### EXERCISE DIRECTIONS
Extract exactly and only the lines from the one containing "Convert this screenshot" through the end of the entries below. Pictures should not appear in the copy.

■ ■ ■ ■

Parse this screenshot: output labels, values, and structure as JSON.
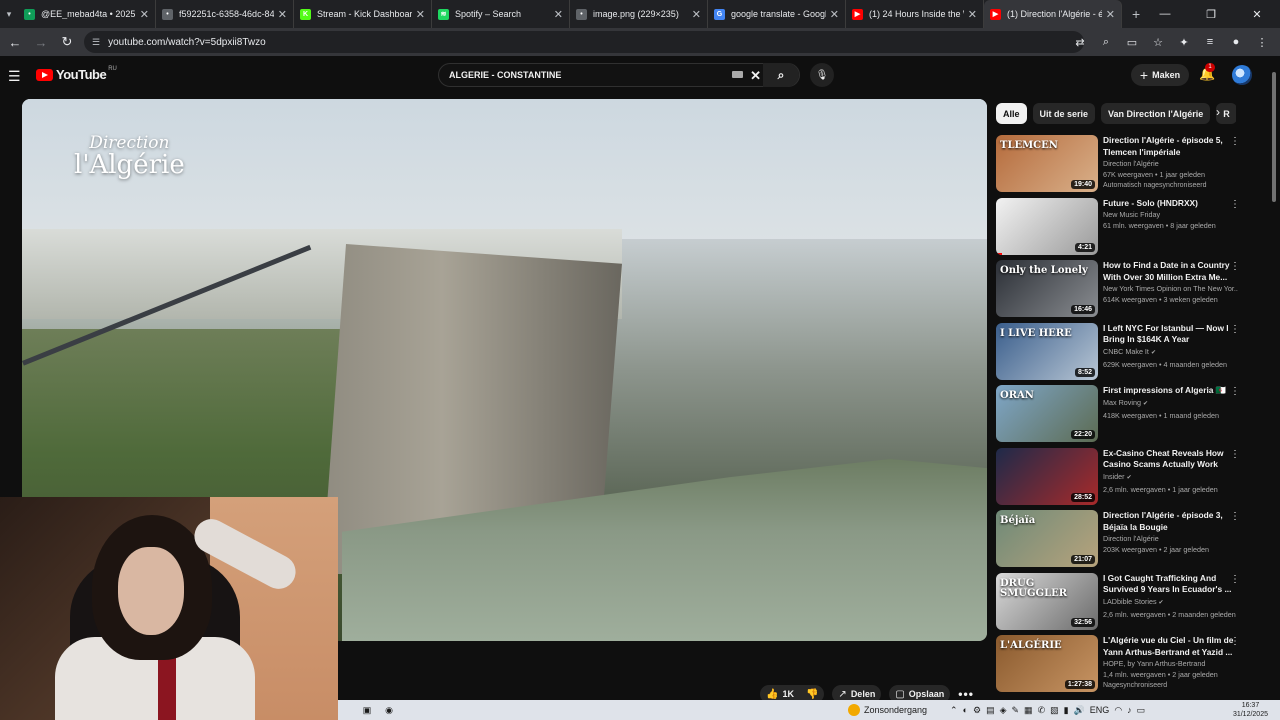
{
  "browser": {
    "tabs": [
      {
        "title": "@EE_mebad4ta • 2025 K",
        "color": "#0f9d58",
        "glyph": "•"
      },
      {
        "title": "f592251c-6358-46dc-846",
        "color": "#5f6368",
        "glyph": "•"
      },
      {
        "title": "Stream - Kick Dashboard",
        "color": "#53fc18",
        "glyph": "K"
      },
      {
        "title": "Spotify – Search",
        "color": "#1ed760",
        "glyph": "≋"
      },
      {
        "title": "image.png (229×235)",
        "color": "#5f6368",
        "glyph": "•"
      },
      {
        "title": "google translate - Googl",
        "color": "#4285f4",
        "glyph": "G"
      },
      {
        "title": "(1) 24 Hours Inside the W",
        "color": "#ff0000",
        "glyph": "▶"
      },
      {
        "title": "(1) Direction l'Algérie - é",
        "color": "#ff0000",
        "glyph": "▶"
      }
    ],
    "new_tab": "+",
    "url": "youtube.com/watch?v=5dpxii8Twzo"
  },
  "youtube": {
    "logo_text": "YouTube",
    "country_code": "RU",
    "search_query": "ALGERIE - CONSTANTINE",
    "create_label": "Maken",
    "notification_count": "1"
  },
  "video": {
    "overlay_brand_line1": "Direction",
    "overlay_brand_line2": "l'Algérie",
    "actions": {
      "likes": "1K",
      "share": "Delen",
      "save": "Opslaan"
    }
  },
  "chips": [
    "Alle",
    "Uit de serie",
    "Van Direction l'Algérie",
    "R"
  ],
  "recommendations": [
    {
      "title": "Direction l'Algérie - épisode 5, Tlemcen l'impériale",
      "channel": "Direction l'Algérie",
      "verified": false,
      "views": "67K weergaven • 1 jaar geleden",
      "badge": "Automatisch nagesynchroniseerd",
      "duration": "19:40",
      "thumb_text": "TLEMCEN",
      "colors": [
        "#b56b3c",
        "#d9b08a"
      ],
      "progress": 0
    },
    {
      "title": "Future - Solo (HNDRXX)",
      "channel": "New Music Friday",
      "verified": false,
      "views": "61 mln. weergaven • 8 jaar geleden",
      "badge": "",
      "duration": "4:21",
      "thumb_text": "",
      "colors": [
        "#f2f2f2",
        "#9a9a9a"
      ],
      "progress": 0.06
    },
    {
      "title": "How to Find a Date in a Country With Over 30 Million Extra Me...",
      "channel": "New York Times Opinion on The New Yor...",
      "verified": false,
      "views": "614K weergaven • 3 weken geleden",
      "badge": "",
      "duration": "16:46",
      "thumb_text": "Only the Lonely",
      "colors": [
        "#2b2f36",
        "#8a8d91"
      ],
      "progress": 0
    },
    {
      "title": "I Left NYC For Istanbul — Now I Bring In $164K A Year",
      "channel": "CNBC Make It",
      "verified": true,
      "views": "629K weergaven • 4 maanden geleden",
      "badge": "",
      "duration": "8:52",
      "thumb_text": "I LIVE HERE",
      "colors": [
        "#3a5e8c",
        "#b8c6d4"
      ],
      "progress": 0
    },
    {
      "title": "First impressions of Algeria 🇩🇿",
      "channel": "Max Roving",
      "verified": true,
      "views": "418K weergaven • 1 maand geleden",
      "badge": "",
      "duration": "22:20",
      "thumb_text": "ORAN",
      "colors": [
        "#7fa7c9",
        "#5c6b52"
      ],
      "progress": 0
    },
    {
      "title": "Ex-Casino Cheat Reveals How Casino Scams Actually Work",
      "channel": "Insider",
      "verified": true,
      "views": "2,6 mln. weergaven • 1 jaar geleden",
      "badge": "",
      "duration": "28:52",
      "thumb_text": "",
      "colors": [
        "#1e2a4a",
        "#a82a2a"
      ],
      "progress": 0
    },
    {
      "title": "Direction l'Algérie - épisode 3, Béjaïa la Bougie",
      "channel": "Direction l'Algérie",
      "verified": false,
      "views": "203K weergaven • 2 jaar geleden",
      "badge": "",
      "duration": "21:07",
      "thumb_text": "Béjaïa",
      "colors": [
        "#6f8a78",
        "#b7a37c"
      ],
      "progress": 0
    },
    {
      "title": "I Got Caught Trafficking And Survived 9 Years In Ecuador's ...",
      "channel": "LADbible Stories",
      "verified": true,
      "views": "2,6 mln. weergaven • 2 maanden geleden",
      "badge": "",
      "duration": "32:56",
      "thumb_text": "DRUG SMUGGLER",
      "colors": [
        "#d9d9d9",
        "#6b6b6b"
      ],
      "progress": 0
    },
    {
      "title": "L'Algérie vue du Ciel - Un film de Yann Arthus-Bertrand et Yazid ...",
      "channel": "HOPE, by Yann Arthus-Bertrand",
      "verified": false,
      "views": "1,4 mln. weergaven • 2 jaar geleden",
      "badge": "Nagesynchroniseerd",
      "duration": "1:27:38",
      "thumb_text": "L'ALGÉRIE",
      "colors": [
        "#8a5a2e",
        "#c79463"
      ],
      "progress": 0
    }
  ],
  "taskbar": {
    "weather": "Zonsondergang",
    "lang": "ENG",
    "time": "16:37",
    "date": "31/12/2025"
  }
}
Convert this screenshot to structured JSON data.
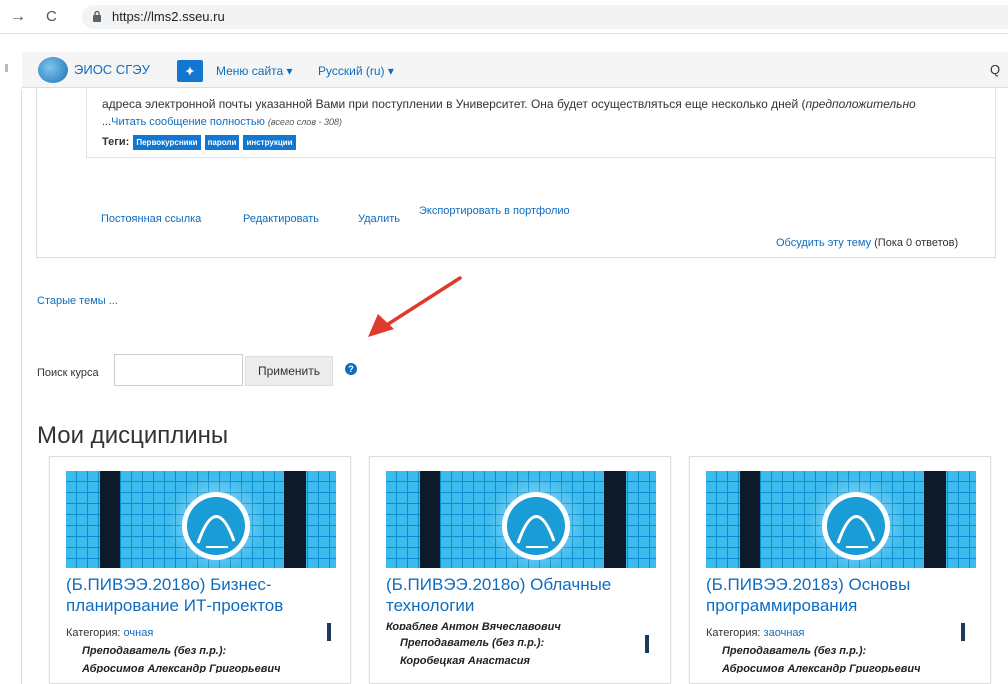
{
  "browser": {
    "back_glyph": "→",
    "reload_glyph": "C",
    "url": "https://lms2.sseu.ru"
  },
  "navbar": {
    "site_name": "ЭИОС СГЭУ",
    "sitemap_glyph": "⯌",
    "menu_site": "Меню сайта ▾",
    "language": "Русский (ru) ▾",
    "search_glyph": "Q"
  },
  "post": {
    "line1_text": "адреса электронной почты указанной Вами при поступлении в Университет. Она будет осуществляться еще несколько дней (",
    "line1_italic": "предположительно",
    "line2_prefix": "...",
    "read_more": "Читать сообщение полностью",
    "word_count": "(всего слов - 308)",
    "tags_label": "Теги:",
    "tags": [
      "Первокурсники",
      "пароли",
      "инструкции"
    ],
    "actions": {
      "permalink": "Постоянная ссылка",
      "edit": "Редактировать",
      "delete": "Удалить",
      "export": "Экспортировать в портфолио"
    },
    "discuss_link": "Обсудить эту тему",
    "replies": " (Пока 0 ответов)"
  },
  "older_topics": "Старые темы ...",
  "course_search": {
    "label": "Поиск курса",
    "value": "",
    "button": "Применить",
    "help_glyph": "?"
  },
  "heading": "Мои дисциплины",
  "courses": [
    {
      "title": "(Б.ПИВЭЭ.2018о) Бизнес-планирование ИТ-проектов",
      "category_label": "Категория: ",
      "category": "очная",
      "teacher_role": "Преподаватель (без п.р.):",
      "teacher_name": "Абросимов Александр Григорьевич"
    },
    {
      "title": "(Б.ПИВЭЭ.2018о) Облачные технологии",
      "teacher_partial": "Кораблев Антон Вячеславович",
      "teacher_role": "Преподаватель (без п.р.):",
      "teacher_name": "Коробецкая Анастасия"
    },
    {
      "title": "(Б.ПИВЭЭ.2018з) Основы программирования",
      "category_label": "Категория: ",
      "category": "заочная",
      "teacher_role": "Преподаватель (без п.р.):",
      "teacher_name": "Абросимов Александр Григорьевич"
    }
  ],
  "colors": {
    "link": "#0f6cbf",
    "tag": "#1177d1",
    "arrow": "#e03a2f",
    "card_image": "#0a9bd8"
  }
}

■ ■ ■ ■

### WRITTEN ANSWER
Convert this screenshot to structured JSON data.
{
  "browser": {
    "back_glyph": "→",
    "reload_glyph": "C",
    "url": "https://lms2.sseu.ru"
  },
  "navbar": {
    "site_name": "ЭИОС СГЭУ",
    "sitemap_glyph": "⯌",
    "menu_site": "Меню сайта ▾",
    "language": "Русский (ru) ▾",
    "search_glyph": "Q"
  },
  "post": {
    "line1_text": "адреса электронной почты указанной Вами при поступлении в Университет. Она будет осуществляться еще несколько дней (",
    "line1_italic": "предположительно",
    "line2_prefix": "...",
    "read_more": "Читать сообщение полностью",
    "word_count": "(всего слов - 308)",
    "tags_label": "Теги:",
    "tags": [
      "Первокурсники",
      "пароли",
      "инструкции"
    ],
    "actions": {
      "permalink": "Постоянная ссылка",
      "edit": "Редактировать",
      "delete": "Удалить",
      "export": "Экспортировать в портфолио"
    },
    "discuss_link": "Обсудить эту тему",
    "replies": " (Пока 0 ответов)"
  },
  "older_topics": "Старые темы ...",
  "course_search": {
    "label": "Поиск курса",
    "value": "",
    "button": "Применить",
    "help_glyph": "?"
  },
  "heading": "Мои дисциплины",
  "courses": [
    {
      "title": "(Б.ПИВЭЭ.2018о) Бизнес-планирование ИТ-проектов",
      "category_label": "Категория: ",
      "category": "очная",
      "teacher_role": "Преподаватель (без п.р.):",
      "teacher_name": "Абросимов Александр Григорьевич"
    },
    {
      "title": "(Б.ПИВЭЭ.2018о) Облачные технологии",
      "teacher_partial": "Кораблев Антон Вячеславович",
      "teacher_role": "Преподаватель (без п.р.):",
      "teacher_name": "Коробецкая Анастасия"
    },
    {
      "title": "(Б.ПИВЭЭ.2018з) Основы программирования",
      "category_label": "Категория: ",
      "category": "заочная",
      "teacher_role": "Преподаватель (без п.р.):",
      "teacher_name": "Абросимов Александр Григорьевич"
    }
  ],
  "colors": {
    "link": "#0f6cbf",
    "tag": "#1177d1",
    "arrow": "#e03a2f",
    "card_image": "#0a9bd8"
  }
}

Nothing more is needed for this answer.